- _Task input_:
▬▬▬▬▬▬
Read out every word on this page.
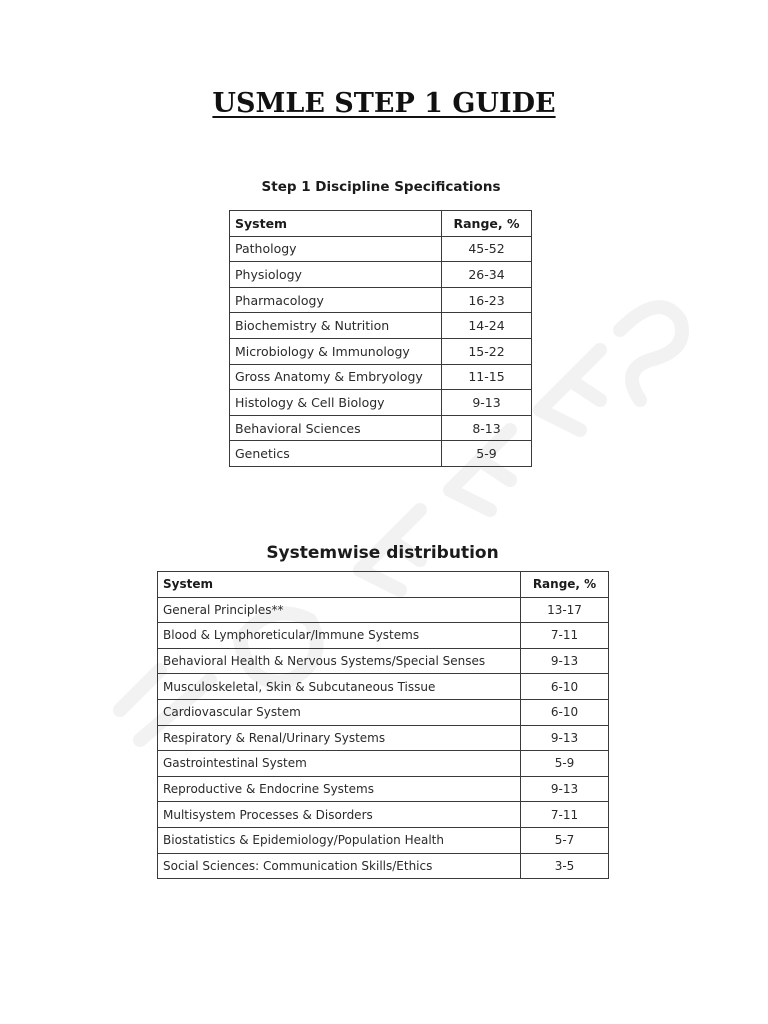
USMLE STEP 1 GUIDE
Step 1 Discipline Specifications
System	Range, %
Pathology	45-52
Physiology	26-34
Pharmacology	16-23
Biochemistry & Nutrition	14-24
Microbiology & Immunology	15-22
Gross Anatomy & Embryology	11-15
Histology & Cell Biology	9-13
Behavioral Sciences	8-13
Genetics	5-9
Systemwise distribution
System	Range, %
General Principles**	13-17
Blood & Lymphoreticular/Immune Systems	7-11
Behavioral Health & Nervous Systems/Special Senses	9-13
Musculoskeletal, Skin & Subcutaneous Tissue	6-10
Cardiovascular System	6-10
Respiratory & Renal/Urinary Systems	9-13
Gastrointestinal System	5-9
Reproductive & Endocrine Systems	9-13
Multisystem Processes & Disorders	7-11
Biostatistics & Epidemiology/Population Health	5-7
Social Sciences: Communication Skills/Ethics	3-5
▬▬▬▬▬▬
- _Directions for this task_:
Return each line exactly as written. Any picture gets left out.

- _Result of the task_:
Read out every word on this page.
USMLE STEP 1 GUIDE
Step 1 Discipline Specifications
System	Range, %
Pathology	45-52
Physiology	26-34
Pharmacology	16-23
Biochemistry & Nutrition	14-24
Microbiology & Immunology	15-22
Gross Anatomy & Embryology	11-15
Histology & Cell Biology	9-13
Behavioral Sciences	8-13
Genetics	5-9
Systemwise distribution
System	Range, %
General Principles**	13-17
Blood & Lymphoreticular/Immune Systems	7-11
Behavioral Health & Nervous Systems/Special Senses	9-13
Musculoskeletal, Skin & Subcutaneous Tissue	6-10
Cardiovascular System	6-10
Respiratory & Renal/Urinary Systems	9-13
Gastrointestinal System	5-9
Reproductive & Endocrine Systems	9-13
Multisystem Processes & Disorders	7-11
Biostatistics & Epidemiology/Population Health	5-7
Social Sciences: Communication Skills/Ethics	3-5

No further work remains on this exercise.